— START OF SUPPLIED MATERIAL —
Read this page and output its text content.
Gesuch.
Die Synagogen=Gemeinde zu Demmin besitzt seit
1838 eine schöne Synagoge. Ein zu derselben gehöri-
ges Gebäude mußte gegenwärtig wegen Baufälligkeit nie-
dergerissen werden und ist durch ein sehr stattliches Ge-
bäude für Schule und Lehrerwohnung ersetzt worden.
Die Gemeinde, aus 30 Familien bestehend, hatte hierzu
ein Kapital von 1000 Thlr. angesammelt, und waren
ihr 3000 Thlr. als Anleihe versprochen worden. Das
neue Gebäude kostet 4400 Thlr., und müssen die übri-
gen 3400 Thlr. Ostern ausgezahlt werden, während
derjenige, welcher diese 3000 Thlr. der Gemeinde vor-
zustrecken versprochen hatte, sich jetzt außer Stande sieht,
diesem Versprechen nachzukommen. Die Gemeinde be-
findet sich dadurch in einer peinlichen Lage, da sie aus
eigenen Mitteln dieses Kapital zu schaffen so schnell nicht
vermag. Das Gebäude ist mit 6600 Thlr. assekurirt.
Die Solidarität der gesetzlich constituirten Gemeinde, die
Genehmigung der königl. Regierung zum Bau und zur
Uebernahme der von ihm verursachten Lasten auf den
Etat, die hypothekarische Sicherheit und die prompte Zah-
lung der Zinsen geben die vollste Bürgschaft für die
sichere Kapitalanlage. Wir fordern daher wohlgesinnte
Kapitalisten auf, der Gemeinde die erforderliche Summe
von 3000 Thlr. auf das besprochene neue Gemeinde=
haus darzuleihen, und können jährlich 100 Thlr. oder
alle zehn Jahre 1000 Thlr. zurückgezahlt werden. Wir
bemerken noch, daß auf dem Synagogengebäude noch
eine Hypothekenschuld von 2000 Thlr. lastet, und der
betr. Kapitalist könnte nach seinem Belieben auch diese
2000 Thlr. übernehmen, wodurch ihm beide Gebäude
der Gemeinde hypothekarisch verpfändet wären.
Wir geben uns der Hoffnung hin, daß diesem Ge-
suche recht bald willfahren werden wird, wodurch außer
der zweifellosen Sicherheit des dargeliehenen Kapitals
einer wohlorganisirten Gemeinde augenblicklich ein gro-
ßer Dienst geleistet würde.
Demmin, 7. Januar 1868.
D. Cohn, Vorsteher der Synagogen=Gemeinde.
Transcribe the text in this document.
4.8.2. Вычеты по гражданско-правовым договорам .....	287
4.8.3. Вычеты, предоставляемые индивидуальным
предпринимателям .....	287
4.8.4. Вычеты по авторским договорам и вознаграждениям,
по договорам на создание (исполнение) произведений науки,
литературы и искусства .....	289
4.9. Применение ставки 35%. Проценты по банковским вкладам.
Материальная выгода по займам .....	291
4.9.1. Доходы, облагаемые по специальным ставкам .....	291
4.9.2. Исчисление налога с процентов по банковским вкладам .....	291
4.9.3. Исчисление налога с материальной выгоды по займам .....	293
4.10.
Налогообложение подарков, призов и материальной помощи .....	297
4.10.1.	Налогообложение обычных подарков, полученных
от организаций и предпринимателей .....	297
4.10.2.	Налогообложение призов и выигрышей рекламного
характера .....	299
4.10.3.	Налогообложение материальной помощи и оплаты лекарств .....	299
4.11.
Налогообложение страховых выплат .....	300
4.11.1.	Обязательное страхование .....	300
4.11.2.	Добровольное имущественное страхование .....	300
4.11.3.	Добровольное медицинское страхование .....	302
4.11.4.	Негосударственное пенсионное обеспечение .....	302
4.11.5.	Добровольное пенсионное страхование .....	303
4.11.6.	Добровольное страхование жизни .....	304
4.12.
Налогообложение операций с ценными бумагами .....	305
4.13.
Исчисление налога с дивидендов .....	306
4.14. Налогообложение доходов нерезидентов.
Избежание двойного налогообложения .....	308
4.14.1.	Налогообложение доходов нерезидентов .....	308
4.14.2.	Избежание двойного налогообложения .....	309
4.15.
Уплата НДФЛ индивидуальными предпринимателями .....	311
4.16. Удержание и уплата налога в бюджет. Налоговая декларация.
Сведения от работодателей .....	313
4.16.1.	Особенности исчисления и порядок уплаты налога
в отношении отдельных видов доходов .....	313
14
— END OF SUPPLIED MATERIAL —
EXERCISE: Would you give the material above again, complete and exact?

SOLUTION TO THIS EXERCISE:
Read this page and output its text content.
Gesuch.
Die Synagogen=Gemeinde zu Demmin besitzt seit
1838 eine schöne Synagoge. Ein zu derselben gehöri-
ges Gebäude mußte gegenwärtig wegen Baufälligkeit nie-
dergerissen werden und ist durch ein sehr stattliches Ge-
bäude für Schule und Lehrerwohnung ersetzt worden.
Die Gemeinde, aus 30 Familien bestehend, hatte hierzu
ein Kapital von 1000 Thlr. angesammelt, und waren
ihr 3000 Thlr. als Anleihe versprochen worden. Das
neue Gebäude kostet 4400 Thlr., und müssen die übri-
gen 3400 Thlr. Ostern ausgezahlt werden, während
derjenige, welcher diese 3000 Thlr. der Gemeinde vor-
zustrecken versprochen hatte, sich jetzt außer Stande sieht,
diesem Versprechen nachzukommen. Die Gemeinde be-
findet sich dadurch in einer peinlichen Lage, da sie aus
eigenen Mitteln dieses Kapital zu schaffen so schnell nicht
vermag. Das Gebäude ist mit 6600 Thlr. assekurirt.
Die Solidarität der gesetzlich constituirten Gemeinde, die
Genehmigung der königl. Regierung zum Bau und zur
Uebernahme der von ihm verursachten Lasten auf den
Etat, die hypothekarische Sicherheit und die prompte Zah-
lung der Zinsen geben die vollste Bürgschaft für die
sichere Kapitalanlage. Wir fordern daher wohlgesinnte
Kapitalisten auf, der Gemeinde die erforderliche Summe
von 3000 Thlr. auf das besprochene neue Gemeinde=
haus darzuleihen, und können jährlich 100 Thlr. oder
alle zehn Jahre 1000 Thlr. zurückgezahlt werden. Wir
bemerken noch, daß auf dem Synagogengebäude noch
eine Hypothekenschuld von 2000 Thlr. lastet, und der
betr. Kapitalist könnte nach seinem Belieben auch diese
2000 Thlr. übernehmen, wodurch ihm beide Gebäude
der Gemeinde hypothekarisch verpfändet wären.
Wir geben uns der Hoffnung hin, daß diesem Ge-
suche recht bald willfahren werden wird, wodurch außer
der zweifellosen Sicherheit des dargeliehenen Kapitals
einer wohlorganisirten Gemeinde augenblicklich ein gro-
ßer Dienst geleistet würde.
Demmin, 7. Januar 1868.
D. Cohn, Vorsteher der Synagogen=Gemeinde.
Transcribe the text in this document.
4.8.2. Вычеты по гражданско-правовым договорам .....	287
4.8.3. Вычеты, предоставляемые индивидуальным
предпринимателям .....	287
4.8.4. Вычеты по авторским договорам и вознаграждениям,
по договорам на создание (исполнение) произведений науки,
литературы и искусства .....	289
4.9. Применение ставки 35%. Проценты по банковским вкладам.
Материальная выгода по займам .....	291
4.9.1. Доходы, облагаемые по специальным ставкам .....	291
4.9.2. Исчисление налога с процентов по банковским вкладам .....	291
4.9.3. Исчисление налога с материальной выгоды по займам .....	293
4.10.
Налогообложение подарков, призов и материальной помощи .....	297
4.10.1.	Налогообложение обычных подарков, полученных
от организаций и предпринимателей .....	297
4.10.2.	Налогообложение призов и выигрышей рекламного
характера .....	299
4.10.3.	Налогообложение материальной помощи и оплаты лекарств .....	299
4.11.
Налогообложение страховых выплат .....	300
4.11.1.	Обязательное страхование .....	300
4.11.2.	Добровольное имущественное страхование .....	300
4.11.3.	Добровольное медицинское страхование .....	302
4.11.4.	Негосударственное пенсионное обеспечение .....	302
4.11.5.	Добровольное пенсионное страхование .....	303
4.11.6.	Добровольное страхование жизни .....	304
4.12.
Налогообложение операций с ценными бумагами .....	305
4.13.
Исчисление налога с дивидендов .....	306
4.14. Налогообложение доходов нерезидентов.
Избежание двойного налогообложения .....	308
4.14.1.	Налогообложение доходов нерезидентов .....	308
4.14.2.	Избежание двойного налогообложения .....	309
4.15.
Уплата НДФЛ индивидуальными предпринимателями .....	311
4.16. Удержание и уплата налога в бюджет. Налоговая декларация.
Сведения от работодателей .....	313
4.16.1.	Особенности исчисления и порядок уплаты налога
в отношении отдельных видов доходов .....	313
14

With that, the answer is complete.